[Lines of data]
>>>

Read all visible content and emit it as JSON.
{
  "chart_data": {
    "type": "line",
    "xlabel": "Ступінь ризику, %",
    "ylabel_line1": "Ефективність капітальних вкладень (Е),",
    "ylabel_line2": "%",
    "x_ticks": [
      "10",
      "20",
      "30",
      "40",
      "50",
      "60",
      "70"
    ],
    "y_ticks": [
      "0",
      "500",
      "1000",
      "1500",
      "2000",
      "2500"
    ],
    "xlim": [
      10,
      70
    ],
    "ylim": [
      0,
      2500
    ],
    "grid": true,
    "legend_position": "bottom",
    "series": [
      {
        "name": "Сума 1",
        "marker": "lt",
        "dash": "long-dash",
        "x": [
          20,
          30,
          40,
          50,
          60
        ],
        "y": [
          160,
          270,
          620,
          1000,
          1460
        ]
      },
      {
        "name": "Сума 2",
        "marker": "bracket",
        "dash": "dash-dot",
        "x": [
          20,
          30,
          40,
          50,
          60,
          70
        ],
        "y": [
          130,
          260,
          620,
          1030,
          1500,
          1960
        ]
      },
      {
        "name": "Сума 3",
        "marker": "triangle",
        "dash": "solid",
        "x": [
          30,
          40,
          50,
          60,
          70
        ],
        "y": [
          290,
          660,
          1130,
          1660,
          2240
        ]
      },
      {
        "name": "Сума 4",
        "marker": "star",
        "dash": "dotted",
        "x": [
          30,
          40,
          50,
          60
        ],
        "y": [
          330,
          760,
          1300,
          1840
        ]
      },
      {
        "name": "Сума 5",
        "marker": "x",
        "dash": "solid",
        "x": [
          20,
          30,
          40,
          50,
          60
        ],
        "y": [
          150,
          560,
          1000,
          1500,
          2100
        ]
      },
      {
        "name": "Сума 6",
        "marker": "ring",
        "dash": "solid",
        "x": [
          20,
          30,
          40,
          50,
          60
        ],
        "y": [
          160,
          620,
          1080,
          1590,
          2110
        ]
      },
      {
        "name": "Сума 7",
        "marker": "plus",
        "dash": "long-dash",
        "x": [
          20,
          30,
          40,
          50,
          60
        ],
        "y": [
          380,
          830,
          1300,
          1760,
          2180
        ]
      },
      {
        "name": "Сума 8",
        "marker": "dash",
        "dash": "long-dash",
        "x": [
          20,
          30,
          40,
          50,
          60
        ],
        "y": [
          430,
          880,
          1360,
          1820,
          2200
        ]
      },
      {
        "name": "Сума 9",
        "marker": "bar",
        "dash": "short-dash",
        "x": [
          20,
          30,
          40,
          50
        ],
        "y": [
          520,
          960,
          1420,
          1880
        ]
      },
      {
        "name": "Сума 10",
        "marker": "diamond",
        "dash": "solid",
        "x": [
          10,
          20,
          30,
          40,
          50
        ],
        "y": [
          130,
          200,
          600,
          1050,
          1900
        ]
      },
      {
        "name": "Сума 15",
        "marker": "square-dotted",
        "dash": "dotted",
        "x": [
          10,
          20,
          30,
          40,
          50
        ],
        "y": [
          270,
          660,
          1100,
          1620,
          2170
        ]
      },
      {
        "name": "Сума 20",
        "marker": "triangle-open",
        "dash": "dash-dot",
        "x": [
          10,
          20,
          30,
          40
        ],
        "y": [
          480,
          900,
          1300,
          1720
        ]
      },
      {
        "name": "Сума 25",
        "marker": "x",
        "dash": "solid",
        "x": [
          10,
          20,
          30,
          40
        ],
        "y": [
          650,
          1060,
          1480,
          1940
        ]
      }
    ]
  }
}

<<<

_Aim:_ Repeat back the data above, exact to the last character.

_Answer to this exercise:_
Read all visible content and emit it as JSON.
{
  "chart_data": {
    "type": "line",
    "xlabel": "Ступінь ризику, %",
    "ylabel_line1": "Ефективність капітальних вкладень (Е),",
    "ylabel_line2": "%",
    "x_ticks": [
      "10",
      "20",
      "30",
      "40",
      "50",
      "60",
      "70"
    ],
    "y_ticks": [
      "0",
      "500",
      "1000",
      "1500",
      "2000",
      "2500"
    ],
    "xlim": [
      10,
      70
    ],
    "ylim": [
      0,
      2500
    ],
    "grid": true,
    "legend_position": "bottom",
    "series": [
      {
        "name": "Сума 1",
        "marker": "lt",
        "dash": "long-dash",
        "x": [
          20,
          30,
          40,
          50,
          60
        ],
        "y": [
          160,
          270,
          620,
          1000,
          1460
        ]
      },
      {
        "name": "Сума 2",
        "marker": "bracket",
        "dash": "dash-dot",
        "x": [
          20,
          30,
          40,
          50,
          60,
          70
        ],
        "y": [
          130,
          260,
          620,
          1030,
          1500,
          1960
        ]
      },
      {
        "name": "Сума 3",
        "marker": "triangle",
        "dash": "solid",
        "x": [
          30,
          40,
          50,
          60,
          70
        ],
        "y": [
          290,
          660,
          1130,
          1660,
          2240
        ]
      },
      {
        "name": "Сума 4",
        "marker": "star",
        "dash": "dotted",
        "x": [
          30,
          40,
          50,
          60
        ],
        "y": [
          330,
          760,
          1300,
          1840
        ]
      },
      {
        "name": "Сума 5",
        "marker": "x",
        "dash": "solid",
        "x": [
          20,
          30,
          40,
          50,
          60
        ],
        "y": [
          150,
          560,
          1000,
          1500,
          2100
        ]
      },
      {
        "name": "Сума 6",
        "marker": "ring",
        "dash": "solid",
        "x": [
          20,
          30,
          40,
          50,
          60
        ],
        "y": [
          160,
          620,
          1080,
          1590,
          2110
        ]
      },
      {
        "name": "Сума 7",
        "marker": "plus",
        "dash": "long-dash",
        "x": [
          20,
          30,
          40,
          50,
          60
        ],
        "y": [
          380,
          830,
          1300,
          1760,
          2180
        ]
      },
      {
        "name": "Сума 8",
        "marker": "dash",
        "dash": "long-dash",
        "x": [
          20,
          30,
          40,
          50,
          60
        ],
        "y": [
          430,
          880,
          1360,
          1820,
          2200
        ]
      },
      {
        "name": "Сума 9",
        "marker": "bar",
        "dash": "short-dash",
        "x": [
          20,
          30,
          40,
          50
        ],
        "y": [
          520,
          960,
          1420,
          1880
        ]
      },
      {
        "name": "Сума 10",
        "marker": "diamond",
        "dash": "solid",
        "x": [
          10,
          20,
          30,
          40,
          50
        ],
        "y": [
          130,
          200,
          600,
          1050,
          1900
        ]
      },
      {
        "name": "Сума 15",
        "marker": "square-dotted",
        "dash": "dotted",
        "x": [
          10,
          20,
          30,
          40,
          50
        ],
        "y": [
          270,
          660,
          1100,
          1620,
          2170
        ]
      },
      {
        "name": "Сума 20",
        "marker": "triangle-open",
        "dash": "dash-dot",
        "x": [
          10,
          20,
          30,
          40
        ],
        "y": [
          480,
          900,
          1300,
          1720
        ]
      },
      {
        "name": "Сума 25",
        "marker": "x",
        "dash": "solid",
        "x": [
          10,
          20,
          30,
          40
        ],
        "y": [
          650,
          1060,
          1480,
          1940
        ]
      }
    ]
  }
}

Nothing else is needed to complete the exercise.